## [THE EXERCISE]
Repeat the entire listing exactly.

## [ENTRIES SUPPLIED]
-----
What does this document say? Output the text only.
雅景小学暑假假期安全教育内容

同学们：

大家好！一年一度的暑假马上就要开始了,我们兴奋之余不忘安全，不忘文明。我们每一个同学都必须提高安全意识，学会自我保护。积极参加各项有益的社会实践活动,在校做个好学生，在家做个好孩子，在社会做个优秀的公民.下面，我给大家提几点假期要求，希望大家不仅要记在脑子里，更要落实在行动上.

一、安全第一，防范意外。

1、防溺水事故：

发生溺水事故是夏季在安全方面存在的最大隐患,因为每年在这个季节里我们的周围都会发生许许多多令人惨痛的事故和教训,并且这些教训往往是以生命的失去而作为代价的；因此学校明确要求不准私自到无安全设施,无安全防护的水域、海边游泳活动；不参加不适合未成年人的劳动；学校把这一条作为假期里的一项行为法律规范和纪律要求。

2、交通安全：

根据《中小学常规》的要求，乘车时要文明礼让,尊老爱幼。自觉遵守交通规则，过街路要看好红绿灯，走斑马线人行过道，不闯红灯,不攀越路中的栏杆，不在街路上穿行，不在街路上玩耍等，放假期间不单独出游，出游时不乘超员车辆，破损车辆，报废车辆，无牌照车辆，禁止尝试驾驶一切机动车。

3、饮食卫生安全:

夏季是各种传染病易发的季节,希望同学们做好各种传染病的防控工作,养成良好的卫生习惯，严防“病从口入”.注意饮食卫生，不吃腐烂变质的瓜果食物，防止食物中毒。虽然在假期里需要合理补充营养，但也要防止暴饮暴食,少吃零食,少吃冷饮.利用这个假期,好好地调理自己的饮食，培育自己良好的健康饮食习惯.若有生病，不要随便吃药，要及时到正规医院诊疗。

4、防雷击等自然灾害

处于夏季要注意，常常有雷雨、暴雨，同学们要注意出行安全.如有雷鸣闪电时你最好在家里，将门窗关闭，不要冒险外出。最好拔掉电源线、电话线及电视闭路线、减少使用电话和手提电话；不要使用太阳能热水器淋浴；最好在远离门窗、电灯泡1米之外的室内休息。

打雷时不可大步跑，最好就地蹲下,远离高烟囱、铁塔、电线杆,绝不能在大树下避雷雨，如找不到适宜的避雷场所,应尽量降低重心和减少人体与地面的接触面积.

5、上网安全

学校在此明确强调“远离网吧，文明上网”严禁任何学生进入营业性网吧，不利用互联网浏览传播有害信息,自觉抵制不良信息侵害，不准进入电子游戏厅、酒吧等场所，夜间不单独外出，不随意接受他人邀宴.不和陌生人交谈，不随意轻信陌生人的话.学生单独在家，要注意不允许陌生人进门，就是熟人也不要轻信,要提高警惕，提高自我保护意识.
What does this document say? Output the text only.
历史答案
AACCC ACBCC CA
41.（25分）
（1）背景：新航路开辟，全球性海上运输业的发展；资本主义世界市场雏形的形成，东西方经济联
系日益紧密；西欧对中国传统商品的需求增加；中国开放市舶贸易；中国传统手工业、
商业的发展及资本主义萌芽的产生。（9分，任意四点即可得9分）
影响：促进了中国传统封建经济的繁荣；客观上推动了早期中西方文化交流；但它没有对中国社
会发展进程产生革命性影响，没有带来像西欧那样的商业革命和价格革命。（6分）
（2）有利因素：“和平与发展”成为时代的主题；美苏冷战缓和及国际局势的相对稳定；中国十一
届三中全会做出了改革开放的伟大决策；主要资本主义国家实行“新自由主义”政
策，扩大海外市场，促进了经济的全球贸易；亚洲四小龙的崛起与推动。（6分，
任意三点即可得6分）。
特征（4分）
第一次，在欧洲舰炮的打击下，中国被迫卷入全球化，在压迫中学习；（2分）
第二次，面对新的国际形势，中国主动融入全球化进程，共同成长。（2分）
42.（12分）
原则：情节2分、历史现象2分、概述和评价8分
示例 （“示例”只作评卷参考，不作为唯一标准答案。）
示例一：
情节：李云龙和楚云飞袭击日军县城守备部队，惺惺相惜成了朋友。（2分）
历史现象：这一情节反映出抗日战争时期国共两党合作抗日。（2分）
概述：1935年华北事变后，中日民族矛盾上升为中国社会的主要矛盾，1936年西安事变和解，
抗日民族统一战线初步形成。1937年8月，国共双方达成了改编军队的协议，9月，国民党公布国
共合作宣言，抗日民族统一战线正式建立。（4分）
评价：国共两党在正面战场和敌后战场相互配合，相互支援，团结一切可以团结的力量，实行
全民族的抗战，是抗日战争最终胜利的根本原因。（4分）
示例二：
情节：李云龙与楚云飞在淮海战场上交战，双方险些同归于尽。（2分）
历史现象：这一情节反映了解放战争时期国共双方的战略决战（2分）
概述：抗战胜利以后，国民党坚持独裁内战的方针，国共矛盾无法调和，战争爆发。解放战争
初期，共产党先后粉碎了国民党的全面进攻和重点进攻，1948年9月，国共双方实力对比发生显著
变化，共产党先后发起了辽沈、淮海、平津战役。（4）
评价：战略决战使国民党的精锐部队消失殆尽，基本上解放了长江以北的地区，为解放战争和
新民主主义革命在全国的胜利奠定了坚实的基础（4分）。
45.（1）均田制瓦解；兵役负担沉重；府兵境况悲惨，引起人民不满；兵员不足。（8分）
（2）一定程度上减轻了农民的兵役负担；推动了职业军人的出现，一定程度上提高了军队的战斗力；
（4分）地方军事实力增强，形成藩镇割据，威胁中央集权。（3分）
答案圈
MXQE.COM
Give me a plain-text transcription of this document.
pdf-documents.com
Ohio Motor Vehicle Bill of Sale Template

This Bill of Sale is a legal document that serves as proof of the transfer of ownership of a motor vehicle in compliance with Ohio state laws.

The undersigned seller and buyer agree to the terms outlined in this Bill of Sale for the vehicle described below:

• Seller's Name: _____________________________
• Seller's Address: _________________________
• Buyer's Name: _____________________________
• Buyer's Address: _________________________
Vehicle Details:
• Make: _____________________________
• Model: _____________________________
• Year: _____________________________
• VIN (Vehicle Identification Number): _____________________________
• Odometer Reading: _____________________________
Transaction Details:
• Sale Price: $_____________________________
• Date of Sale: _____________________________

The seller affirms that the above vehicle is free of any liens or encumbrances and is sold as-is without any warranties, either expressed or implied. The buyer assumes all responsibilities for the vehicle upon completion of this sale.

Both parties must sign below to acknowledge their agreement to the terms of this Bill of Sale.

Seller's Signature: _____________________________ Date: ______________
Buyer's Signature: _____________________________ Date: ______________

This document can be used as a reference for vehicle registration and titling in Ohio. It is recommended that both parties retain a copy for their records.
-----
## [WRITTEN RESPONSE]
What does this document say? Output the text only.
雅景小学暑假假期安全教育内容

同学们：

大家好！一年一度的暑假马上就要开始了,我们兴奋之余不忘安全，不忘文明。我们每一个同学都必须提高安全意识，学会自我保护。积极参加各项有益的社会实践活动,在校做个好学生，在家做个好孩子，在社会做个优秀的公民.下面，我给大家提几点假期要求，希望大家不仅要记在脑子里，更要落实在行动上.

一、安全第一，防范意外。

1、防溺水事故：

发生溺水事故是夏季在安全方面存在的最大隐患,因为每年在这个季节里我们的周围都会发生许许多多令人惨痛的事故和教训,并且这些教训往往是以生命的失去而作为代价的；因此学校明确要求不准私自到无安全设施,无安全防护的水域、海边游泳活动；不参加不适合未成年人的劳动；学校把这一条作为假期里的一项行为法律规范和纪律要求。

2、交通安全：

根据《中小学常规》的要求，乘车时要文明礼让,尊老爱幼。自觉遵守交通规则，过街路要看好红绿灯，走斑马线人行过道，不闯红灯,不攀越路中的栏杆，不在街路上穿行，不在街路上玩耍等，放假期间不单独出游，出游时不乘超员车辆，破损车辆，报废车辆，无牌照车辆，禁止尝试驾驶一切机动车。

3、饮食卫生安全:

夏季是各种传染病易发的季节,希望同学们做好各种传染病的防控工作,养成良好的卫生习惯，严防“病从口入”.注意饮食卫生，不吃腐烂变质的瓜果食物，防止食物中毒。虽然在假期里需要合理补充营养，但也要防止暴饮暴食,少吃零食,少吃冷饮.利用这个假期,好好地调理自己的饮食，培育自己良好的健康饮食习惯.若有生病，不要随便吃药，要及时到正规医院诊疗。

4、防雷击等自然灾害

处于夏季要注意，常常有雷雨、暴雨，同学们要注意出行安全.如有雷鸣闪电时你最好在家里，将门窗关闭，不要冒险外出。最好拔掉电源线、电话线及电视闭路线、减少使用电话和手提电话；不要使用太阳能热水器淋浴；最好在远离门窗、电灯泡1米之外的室内休息。

打雷时不可大步跑，最好就地蹲下,远离高烟囱、铁塔、电线杆,绝不能在大树下避雷雨，如找不到适宜的避雷场所,应尽量降低重心和减少人体与地面的接触面积.

5、上网安全

学校在此明确强调“远离网吧，文明上网”严禁任何学生进入营业性网吧，不利用互联网浏览传播有害信息,自觉抵制不良信息侵害，不准进入电子游戏厅、酒吧等场所，夜间不单独外出，不随意接受他人邀宴.不和陌生人交谈，不随意轻信陌生人的话.学生单独在家，要注意不允许陌生人进门，就是熟人也不要轻信,要提高警惕，提高自我保护意识.
What does this document say? Output the text only.
历史答案
AACCC ACBCC CA
41.（25分）
（1）背景：新航路开辟，全球性海上运输业的发展；资本主义世界市场雏形的形成，东西方经济联
系日益紧密；西欧对中国传统商品的需求增加；中国开放市舶贸易；中国传统手工业、
商业的发展及资本主义萌芽的产生。（9分，任意四点即可得9分）
影响：促进了中国传统封建经济的繁荣；客观上推动了早期中西方文化交流；但它没有对中国社
会发展进程产生革命性影响，没有带来像西欧那样的商业革命和价格革命。（6分）
（2）有利因素：“和平与发展”成为时代的主题；美苏冷战缓和及国际局势的相对稳定；中国十一
届三中全会做出了改革开放的伟大决策；主要资本主义国家实行“新自由主义”政
策，扩大海外市场，促进了经济的全球贸易；亚洲四小龙的崛起与推动。（6分，
任意三点即可得6分）。
特征（4分）
第一次，在欧洲舰炮的打击下，中国被迫卷入全球化，在压迫中学习；（2分）
第二次，面对新的国际形势，中国主动融入全球化进程，共同成长。（2分）
42.（12分）
原则：情节2分、历史现象2分、概述和评价8分
示例 （“示例”只作评卷参考，不作为唯一标准答案。）
示例一：
情节：李云龙和楚云飞袭击日军县城守备部队，惺惺相惜成了朋友。（2分）
历史现象：这一情节反映出抗日战争时期国共两党合作抗日。（2分）
概述：1935年华北事变后，中日民族矛盾上升为中国社会的主要矛盾，1936年西安事变和解，
抗日民族统一战线初步形成。1937年8月，国共双方达成了改编军队的协议，9月，国民党公布国
共合作宣言，抗日民族统一战线正式建立。（4分）
评价：国共两党在正面战场和敌后战场相互配合，相互支援，团结一切可以团结的力量，实行
全民族的抗战，是抗日战争最终胜利的根本原因。（4分）
示例二：
情节：李云龙与楚云飞在淮海战场上交战，双方险些同归于尽。（2分）
历史现象：这一情节反映了解放战争时期国共双方的战略决战（2分）
概述：抗战胜利以后，国民党坚持独裁内战的方针，国共矛盾无法调和，战争爆发。解放战争
初期，共产党先后粉碎了国民党的全面进攻和重点进攻，1948年9月，国共双方实力对比发生显著
变化，共产党先后发起了辽沈、淮海、平津战役。（4）
评价：战略决战使国民党的精锐部队消失殆尽，基本上解放了长江以北的地区，为解放战争和
新民主主义革命在全国的胜利奠定了坚实的基础（4分）。
45.（1）均田制瓦解；兵役负担沉重；府兵境况悲惨，引起人民不满；兵员不足。（8分）
（2）一定程度上减轻了农民的兵役负担；推动了职业军人的出现，一定程度上提高了军队的战斗力；
（4分）地方军事实力增强，形成藩镇割据，威胁中央集权。（3分）
答案圈
MXQE.COM
Give me a plain-text transcription of this document.
pdf-documents.com
Ohio Motor Vehicle Bill of Sale Template

This Bill of Sale is a legal document that serves as proof of the transfer of ownership of a motor vehicle in compliance with Ohio state laws.

The undersigned seller and buyer agree to the terms outlined in this Bill of Sale for the vehicle described below:

• Seller's Name: _____________________________
• Seller's Address: _________________________
• Buyer's Name: _____________________________
• Buyer's Address: _________________________
Vehicle Details:
• Make: _____________________________
• Model: _____________________________
• Year: _____________________________
• VIN (Vehicle Identification Number): _____________________________
• Odometer Reading: _____________________________
Transaction Details:
• Sale Price: $_____________________________
• Date of Sale: _____________________________

The seller affirms that the above vehicle is free of any liens or encumbrances and is sold as-is without any warranties, either expressed or implied. The buyer assumes all responsibilities for the vehicle upon completion of this sale.

Both parties must sign below to acknowledge their agreement to the terms of this Bill of Sale.

Seller's Signature: _____________________________ Date: ______________
Buyer's Signature: _____________________________ Date: ______________

This document can be used as a reference for vehicle registration and titling in Ohio. It is recommended that both parties retain a copy for their records.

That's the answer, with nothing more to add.